* Task brief *
Omit the images, then print each record below exactly as it reads.

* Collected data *
· · · ·

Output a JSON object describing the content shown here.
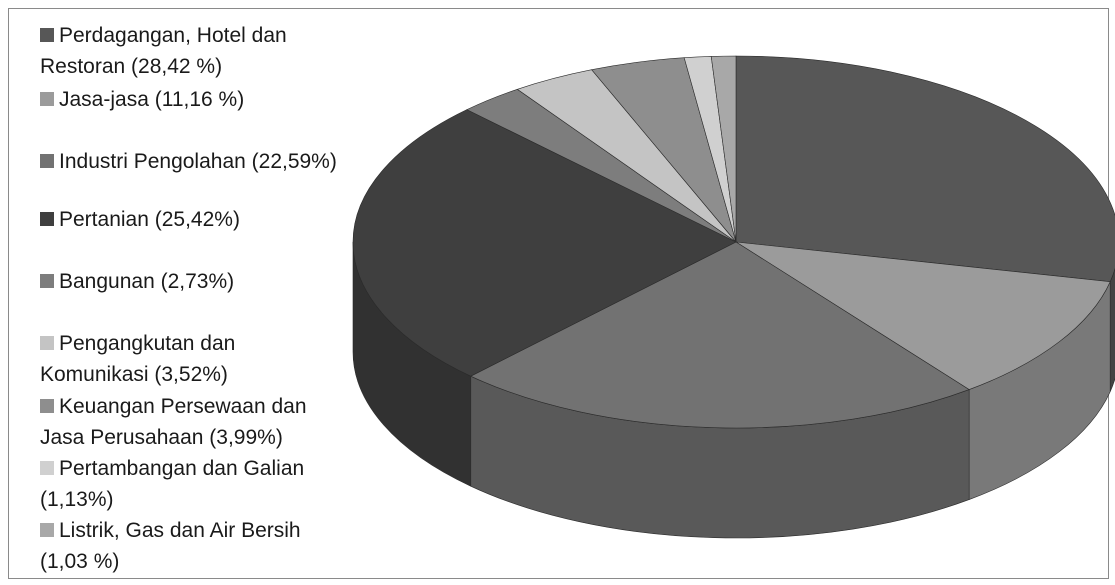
{
  "chart_data": {
    "type": "pie",
    "style": "3d",
    "legend_position": "left",
    "slices": [
      {
        "label": "Perdagangan, Hotel dan Restoran (28,42 %)",
        "lines": [
          "Perdagangan, Hotel dan",
          "Restoran (28,42 %)"
        ],
        "value": 28.42,
        "color": "#575757"
      },
      {
        "label": "Jasa-jasa (11,16 %)",
        "lines": [
          "Jasa-jasa (11,16 %)"
        ],
        "value": 11.16,
        "color": "#9b9b9b"
      },
      {
        "label": "Industri Pengolahan (22,59%)",
        "lines": [
          "Industri Pengolahan (22,59%)"
        ],
        "value": 22.59,
        "color": "#727272"
      },
      {
        "label": "Pertanian (25,42%)",
        "lines": [
          "Pertanian (25,42%)"
        ],
        "value": 25.42,
        "color": "#3f3f3f"
      },
      {
        "label": "Bangunan (2,73%)",
        "lines": [
          "Bangunan (2,73%)"
        ],
        "value": 2.73,
        "color": "#7d7d7d"
      },
      {
        "label": "Pengangkutan dan Komunikasi (3,52%)",
        "lines": [
          "Pengangkutan dan",
          "Komunikasi (3,52%)"
        ],
        "value": 3.52,
        "color": "#c4c4c4"
      },
      {
        "label": "Keuangan Persewaan dan Jasa Perusahaan (3,99%)",
        "lines": [
          "Keuangan Persewaan dan",
          "Jasa Perusahaan (3,99%)"
        ],
        "value": 3.99,
        "color": "#8e8e8e"
      },
      {
        "label": "Pertambangan dan Galian (1,13%)",
        "lines": [
          "Pertambangan dan Galian",
          "(1,13%)"
        ],
        "value": 1.13,
        "color": "#d0d0d0"
      },
      {
        "label": "Listrik, Gas dan Air Bersih (1,03 %)",
        "lines": [
          "Listrik, Gas dan Air Bersih",
          "(1,03 %)"
        ],
        "value": 1.03,
        "color": "#a8a8a8"
      }
    ]
  }
}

· · · ·

* The reply *
Output a JSON object describing the content shown here.
{
  "chart_data": {
    "type": "pie",
    "style": "3d",
    "legend_position": "left",
    "slices": [
      {
        "label": "Perdagangan, Hotel dan Restoran (28,42 %)",
        "lines": [
          "Perdagangan, Hotel dan",
          "Restoran (28,42 %)"
        ],
        "value": 28.42,
        "color": "#575757"
      },
      {
        "label": "Jasa-jasa (11,16 %)",
        "lines": [
          "Jasa-jasa (11,16 %)"
        ],
        "value": 11.16,
        "color": "#9b9b9b"
      },
      {
        "label": "Industri Pengolahan (22,59%)",
        "lines": [
          "Industri Pengolahan (22,59%)"
        ],
        "value": 22.59,
        "color": "#727272"
      },
      {
        "label": "Pertanian (25,42%)",
        "lines": [
          "Pertanian (25,42%)"
        ],
        "value": 25.42,
        "color": "#3f3f3f"
      },
      {
        "label": "Bangunan (2,73%)",
        "lines": [
          "Bangunan (2,73%)"
        ],
        "value": 2.73,
        "color": "#7d7d7d"
      },
      {
        "label": "Pengangkutan dan Komunikasi (3,52%)",
        "lines": [
          "Pengangkutan dan",
          "Komunikasi (3,52%)"
        ],
        "value": 3.52,
        "color": "#c4c4c4"
      },
      {
        "label": "Keuangan Persewaan dan Jasa Perusahaan (3,99%)",
        "lines": [
          "Keuangan Persewaan dan",
          "Jasa Perusahaan (3,99%)"
        ],
        "value": 3.99,
        "color": "#8e8e8e"
      },
      {
        "label": "Pertambangan dan Galian (1,13%)",
        "lines": [
          "Pertambangan dan Galian",
          "(1,13%)"
        ],
        "value": 1.13,
        "color": "#d0d0d0"
      },
      {
        "label": "Listrik, Gas dan Air Bersih (1,03 %)",
        "lines": [
          "Listrik, Gas dan Air Bersih",
          "(1,03 %)"
        ],
        "value": 1.03,
        "color": "#a8a8a8"
      }
    ]
  }
}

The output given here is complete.